═════ AVAILABLE DATA ═════

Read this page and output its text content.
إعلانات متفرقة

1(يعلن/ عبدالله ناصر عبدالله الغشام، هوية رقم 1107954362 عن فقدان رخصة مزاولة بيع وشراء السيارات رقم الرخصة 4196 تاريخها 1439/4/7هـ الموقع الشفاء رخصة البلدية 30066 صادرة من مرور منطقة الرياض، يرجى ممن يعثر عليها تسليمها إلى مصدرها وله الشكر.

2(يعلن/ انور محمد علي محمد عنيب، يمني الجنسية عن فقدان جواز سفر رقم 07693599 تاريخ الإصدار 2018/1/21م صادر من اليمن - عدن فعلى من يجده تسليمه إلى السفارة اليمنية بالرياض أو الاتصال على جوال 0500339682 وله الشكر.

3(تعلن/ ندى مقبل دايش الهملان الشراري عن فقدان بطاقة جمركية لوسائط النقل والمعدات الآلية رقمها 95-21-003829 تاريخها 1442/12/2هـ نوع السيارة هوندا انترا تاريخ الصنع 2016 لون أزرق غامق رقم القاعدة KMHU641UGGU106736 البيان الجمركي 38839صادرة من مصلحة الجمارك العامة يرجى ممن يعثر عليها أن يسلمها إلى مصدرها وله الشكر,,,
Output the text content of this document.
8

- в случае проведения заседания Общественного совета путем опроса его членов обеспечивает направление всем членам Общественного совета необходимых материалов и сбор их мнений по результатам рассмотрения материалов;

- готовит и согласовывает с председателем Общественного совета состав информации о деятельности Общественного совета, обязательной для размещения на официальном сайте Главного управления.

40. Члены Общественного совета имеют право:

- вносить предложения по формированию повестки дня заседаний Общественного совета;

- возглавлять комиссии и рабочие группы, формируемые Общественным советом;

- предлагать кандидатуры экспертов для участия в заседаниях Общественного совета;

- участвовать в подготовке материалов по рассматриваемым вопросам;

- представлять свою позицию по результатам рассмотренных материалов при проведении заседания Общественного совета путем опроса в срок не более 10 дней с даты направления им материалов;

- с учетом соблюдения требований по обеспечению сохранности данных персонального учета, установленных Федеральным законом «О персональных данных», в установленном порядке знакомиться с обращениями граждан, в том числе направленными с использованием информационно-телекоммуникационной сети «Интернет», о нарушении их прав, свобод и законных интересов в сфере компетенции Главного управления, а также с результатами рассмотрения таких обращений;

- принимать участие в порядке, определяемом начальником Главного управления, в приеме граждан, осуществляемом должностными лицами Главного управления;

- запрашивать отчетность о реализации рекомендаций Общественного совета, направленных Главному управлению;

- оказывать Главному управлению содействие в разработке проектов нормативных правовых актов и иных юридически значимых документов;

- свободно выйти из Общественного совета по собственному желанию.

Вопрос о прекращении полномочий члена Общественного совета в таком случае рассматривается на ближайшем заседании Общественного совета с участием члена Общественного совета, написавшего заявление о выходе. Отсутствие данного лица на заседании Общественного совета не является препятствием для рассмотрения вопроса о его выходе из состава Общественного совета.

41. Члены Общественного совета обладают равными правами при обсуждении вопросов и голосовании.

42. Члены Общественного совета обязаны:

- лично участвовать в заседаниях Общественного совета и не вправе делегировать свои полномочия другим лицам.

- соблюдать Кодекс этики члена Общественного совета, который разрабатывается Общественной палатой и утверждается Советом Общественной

═════

Write out the whole listing again, exactly as it stands.

Read this page and output its text content.
إعلانات متفرقة

1(يعلن/ عبدالله ناصر عبدالله الغشام، هوية رقم 1107954362 عن فقدان رخصة مزاولة بيع وشراء السيارات رقم الرخصة 4196 تاريخها 1439/4/7هـ الموقع الشفاء رخصة البلدية 30066 صادرة من مرور منطقة الرياض، يرجى ممن يعثر عليها تسليمها إلى مصدرها وله الشكر.

2(يعلن/ انور محمد علي محمد عنيب، يمني الجنسية عن فقدان جواز سفر رقم 07693599 تاريخ الإصدار 2018/1/21م صادر من اليمن - عدن فعلى من يجده تسليمه إلى السفارة اليمنية بالرياض أو الاتصال على جوال 0500339682 وله الشكر.

3(تعلن/ ندى مقبل دايش الهملان الشراري عن فقدان بطاقة جمركية لوسائط النقل والمعدات الآلية رقمها 95-21-003829 تاريخها 1442/12/2هـ نوع السيارة هوندا انترا تاريخ الصنع 2016 لون أزرق غامق رقم القاعدة KMHU641UGGU106736 البيان الجمركي 38839صادرة من مصلحة الجمارك العامة يرجى ممن يعثر عليها أن يسلمها إلى مصدرها وله الشكر,,,
Output the text content of this document.
8

- в случае проведения заседания Общественного совета путем опроса его членов обеспечивает направление всем членам Общественного совета необходимых материалов и сбор их мнений по результатам рассмотрения материалов;

- готовит и согласовывает с председателем Общественного совета состав информации о деятельности Общественного совета, обязательной для размещения на официальном сайте Главного управления.

40. Члены Общественного совета имеют право:

- вносить предложения по формированию повестки дня заседаний Общественного совета;

- возглавлять комиссии и рабочие группы, формируемые Общественным советом;

- предлагать кандидатуры экспертов для участия в заседаниях Общественного совета;

- участвовать в подготовке материалов по рассматриваемым вопросам;

- представлять свою позицию по результатам рассмотренных материалов при проведении заседания Общественного совета путем опроса в срок не более 10 дней с даты направления им материалов;

- с учетом соблюдения требований по обеспечению сохранности данных персонального учета, установленных Федеральным законом «О персональных данных», в установленном порядке знакомиться с обращениями граждан, в том числе направленными с использованием информационно-телекоммуникационной сети «Интернет», о нарушении их прав, свобод и законных интересов в сфере компетенции Главного управления, а также с результатами рассмотрения таких обращений;

- принимать участие в порядке, определяемом начальником Главного управления, в приеме граждан, осуществляемом должностными лицами Главного управления;

- запрашивать отчетность о реализации рекомендаций Общественного совета, направленных Главному управлению;

- оказывать Главному управлению содействие в разработке проектов нормативных правовых актов и иных юридически значимых документов;

- свободно выйти из Общественного совета по собственному желанию.

Вопрос о прекращении полномочий члена Общественного совета в таком случае рассматривается на ближайшем заседании Общественного совета с участием члена Общественного совета, написавшего заявление о выходе. Отсутствие данного лица на заседании Общественного совета не является препятствием для рассмотрения вопроса о его выходе из состава Общественного совета.

41. Члены Общественного совета обладают равными правами при обсуждении вопросов и голосовании.

42. Члены Общественного совета обязаны:

- лично участвовать в заседаниях Общественного совета и не вправе делегировать свои полномочия другим лицам.

- соблюдать Кодекс этики члена Общественного совета, который разрабатывается Общественной палатой и утверждается Советом Общественной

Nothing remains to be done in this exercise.